Request: Select lines where the word "Platelet" appears.

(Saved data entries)
• • • •

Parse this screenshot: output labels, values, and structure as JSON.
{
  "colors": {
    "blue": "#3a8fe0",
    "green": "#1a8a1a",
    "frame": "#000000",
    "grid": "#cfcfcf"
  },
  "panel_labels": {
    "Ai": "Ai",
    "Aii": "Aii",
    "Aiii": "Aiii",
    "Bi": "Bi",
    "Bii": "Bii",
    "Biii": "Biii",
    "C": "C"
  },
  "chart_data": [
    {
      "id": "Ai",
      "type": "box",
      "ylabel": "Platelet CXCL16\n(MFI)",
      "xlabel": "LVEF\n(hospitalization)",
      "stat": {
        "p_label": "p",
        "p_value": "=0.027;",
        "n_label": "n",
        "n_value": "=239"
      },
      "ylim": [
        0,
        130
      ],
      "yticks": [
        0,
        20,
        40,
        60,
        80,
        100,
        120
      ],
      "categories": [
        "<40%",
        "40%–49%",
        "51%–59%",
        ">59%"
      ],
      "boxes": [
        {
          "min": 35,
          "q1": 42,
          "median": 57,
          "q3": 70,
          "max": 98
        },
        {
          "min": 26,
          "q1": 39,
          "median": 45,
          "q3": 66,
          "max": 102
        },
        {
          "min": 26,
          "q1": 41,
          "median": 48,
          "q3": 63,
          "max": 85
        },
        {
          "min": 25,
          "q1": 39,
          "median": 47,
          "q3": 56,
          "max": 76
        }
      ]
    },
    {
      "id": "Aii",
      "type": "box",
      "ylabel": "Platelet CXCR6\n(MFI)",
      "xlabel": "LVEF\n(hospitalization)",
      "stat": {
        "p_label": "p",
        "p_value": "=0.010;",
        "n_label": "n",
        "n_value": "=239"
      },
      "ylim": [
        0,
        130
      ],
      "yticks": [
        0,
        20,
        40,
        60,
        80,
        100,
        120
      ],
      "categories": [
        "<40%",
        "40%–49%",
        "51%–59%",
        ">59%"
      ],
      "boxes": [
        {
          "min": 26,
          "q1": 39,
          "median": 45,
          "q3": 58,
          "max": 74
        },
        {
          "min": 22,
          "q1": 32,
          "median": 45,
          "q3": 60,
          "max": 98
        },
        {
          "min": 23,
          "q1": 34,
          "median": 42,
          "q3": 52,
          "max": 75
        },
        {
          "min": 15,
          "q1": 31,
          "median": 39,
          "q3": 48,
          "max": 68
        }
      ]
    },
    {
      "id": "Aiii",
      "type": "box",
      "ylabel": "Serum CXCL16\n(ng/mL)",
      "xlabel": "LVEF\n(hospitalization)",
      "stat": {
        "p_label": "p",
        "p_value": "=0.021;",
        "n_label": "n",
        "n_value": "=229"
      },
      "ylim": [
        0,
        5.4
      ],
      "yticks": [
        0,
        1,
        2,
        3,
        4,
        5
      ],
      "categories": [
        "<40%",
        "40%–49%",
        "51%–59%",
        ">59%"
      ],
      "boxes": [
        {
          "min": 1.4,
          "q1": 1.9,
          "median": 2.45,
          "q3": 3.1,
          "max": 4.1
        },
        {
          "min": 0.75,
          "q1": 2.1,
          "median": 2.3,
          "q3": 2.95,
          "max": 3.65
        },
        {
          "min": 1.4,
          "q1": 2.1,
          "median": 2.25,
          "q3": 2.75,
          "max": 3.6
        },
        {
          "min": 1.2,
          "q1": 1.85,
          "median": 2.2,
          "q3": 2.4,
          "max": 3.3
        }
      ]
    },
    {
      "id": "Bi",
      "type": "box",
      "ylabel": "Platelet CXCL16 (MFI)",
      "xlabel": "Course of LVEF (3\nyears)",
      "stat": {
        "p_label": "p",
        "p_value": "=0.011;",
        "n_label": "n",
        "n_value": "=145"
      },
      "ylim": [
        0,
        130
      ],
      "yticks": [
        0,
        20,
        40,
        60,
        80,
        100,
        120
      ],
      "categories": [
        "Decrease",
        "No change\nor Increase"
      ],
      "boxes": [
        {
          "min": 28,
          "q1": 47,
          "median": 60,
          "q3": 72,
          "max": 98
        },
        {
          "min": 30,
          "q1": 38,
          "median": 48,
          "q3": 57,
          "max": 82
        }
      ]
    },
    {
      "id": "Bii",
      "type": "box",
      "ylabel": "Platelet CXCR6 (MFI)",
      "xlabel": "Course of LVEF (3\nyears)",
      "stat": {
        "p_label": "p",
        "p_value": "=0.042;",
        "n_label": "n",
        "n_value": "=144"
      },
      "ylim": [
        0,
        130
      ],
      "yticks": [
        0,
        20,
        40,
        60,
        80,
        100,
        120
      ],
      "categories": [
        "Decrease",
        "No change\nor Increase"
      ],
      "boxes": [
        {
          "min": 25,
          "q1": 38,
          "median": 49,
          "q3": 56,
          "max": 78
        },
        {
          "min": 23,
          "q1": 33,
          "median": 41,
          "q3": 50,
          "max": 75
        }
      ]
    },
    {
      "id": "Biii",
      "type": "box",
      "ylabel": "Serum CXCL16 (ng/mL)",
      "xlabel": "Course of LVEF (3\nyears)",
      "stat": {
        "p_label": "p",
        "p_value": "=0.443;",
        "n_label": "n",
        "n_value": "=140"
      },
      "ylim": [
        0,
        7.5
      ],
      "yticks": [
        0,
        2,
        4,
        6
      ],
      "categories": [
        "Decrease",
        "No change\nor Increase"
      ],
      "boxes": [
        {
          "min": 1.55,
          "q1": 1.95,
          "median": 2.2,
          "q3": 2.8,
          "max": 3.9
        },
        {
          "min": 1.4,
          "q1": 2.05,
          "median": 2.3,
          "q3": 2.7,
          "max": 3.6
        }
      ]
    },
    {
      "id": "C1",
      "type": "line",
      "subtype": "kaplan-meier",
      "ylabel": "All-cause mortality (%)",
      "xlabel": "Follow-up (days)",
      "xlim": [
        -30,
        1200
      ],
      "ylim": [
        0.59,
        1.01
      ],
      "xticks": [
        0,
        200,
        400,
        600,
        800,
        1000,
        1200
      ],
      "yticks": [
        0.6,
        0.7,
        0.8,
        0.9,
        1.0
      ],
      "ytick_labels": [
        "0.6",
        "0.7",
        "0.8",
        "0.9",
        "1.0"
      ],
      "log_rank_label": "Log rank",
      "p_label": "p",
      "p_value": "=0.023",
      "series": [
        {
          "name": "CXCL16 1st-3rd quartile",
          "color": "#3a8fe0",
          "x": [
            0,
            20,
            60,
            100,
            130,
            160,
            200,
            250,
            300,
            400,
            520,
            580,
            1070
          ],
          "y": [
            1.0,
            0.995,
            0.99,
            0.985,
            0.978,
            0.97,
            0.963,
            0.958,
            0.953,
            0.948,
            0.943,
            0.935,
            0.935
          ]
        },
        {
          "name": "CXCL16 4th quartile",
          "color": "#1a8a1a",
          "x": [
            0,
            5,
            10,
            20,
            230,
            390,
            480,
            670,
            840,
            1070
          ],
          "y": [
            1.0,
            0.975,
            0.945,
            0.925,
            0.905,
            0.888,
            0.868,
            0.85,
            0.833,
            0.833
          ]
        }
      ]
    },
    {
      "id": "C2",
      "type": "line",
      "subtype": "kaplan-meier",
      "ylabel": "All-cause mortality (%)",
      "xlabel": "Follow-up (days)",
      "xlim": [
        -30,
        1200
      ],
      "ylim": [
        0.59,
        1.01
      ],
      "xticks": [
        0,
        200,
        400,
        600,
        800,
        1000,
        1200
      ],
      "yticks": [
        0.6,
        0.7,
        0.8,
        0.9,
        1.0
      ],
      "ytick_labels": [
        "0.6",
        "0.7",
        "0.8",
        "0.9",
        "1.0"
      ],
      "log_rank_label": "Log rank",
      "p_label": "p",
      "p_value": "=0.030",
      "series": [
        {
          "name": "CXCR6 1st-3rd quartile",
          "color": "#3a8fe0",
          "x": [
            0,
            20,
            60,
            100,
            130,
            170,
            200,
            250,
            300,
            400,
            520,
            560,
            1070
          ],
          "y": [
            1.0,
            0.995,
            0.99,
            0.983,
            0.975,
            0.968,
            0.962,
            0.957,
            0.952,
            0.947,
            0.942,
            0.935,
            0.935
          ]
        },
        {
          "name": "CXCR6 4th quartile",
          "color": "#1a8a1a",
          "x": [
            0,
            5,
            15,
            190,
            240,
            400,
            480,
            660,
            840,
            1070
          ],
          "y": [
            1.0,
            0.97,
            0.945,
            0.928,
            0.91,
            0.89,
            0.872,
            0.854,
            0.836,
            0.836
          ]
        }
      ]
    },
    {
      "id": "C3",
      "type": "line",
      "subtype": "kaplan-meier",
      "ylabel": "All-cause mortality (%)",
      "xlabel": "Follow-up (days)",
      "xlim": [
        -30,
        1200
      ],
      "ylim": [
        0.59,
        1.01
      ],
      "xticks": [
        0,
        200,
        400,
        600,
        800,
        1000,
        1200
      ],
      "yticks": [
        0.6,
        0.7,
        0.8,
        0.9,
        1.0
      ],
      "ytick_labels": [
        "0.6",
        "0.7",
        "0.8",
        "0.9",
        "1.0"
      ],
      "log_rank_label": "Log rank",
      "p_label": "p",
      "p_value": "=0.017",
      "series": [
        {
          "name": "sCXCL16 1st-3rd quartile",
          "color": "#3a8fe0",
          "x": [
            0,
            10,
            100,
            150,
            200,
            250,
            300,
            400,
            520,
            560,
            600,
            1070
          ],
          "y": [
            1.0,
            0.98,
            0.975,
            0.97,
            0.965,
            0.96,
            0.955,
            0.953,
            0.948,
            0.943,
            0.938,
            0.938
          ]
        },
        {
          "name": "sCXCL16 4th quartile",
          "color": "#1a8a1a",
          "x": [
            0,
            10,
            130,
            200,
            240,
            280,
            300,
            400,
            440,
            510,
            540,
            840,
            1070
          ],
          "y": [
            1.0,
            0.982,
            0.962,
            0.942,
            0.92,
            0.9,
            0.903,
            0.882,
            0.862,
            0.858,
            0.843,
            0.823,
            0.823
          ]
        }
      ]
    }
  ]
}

• • • •

The response:
      "ylabel": "Platelet CXCL16\n(MFI)",
      "ylabel": "Platelet CXCR6\n(MFI)",
      "ylabel": "Platelet CXCL16 (MFI)",
      "ylabel": "Platelet CXCR6 (MFI)",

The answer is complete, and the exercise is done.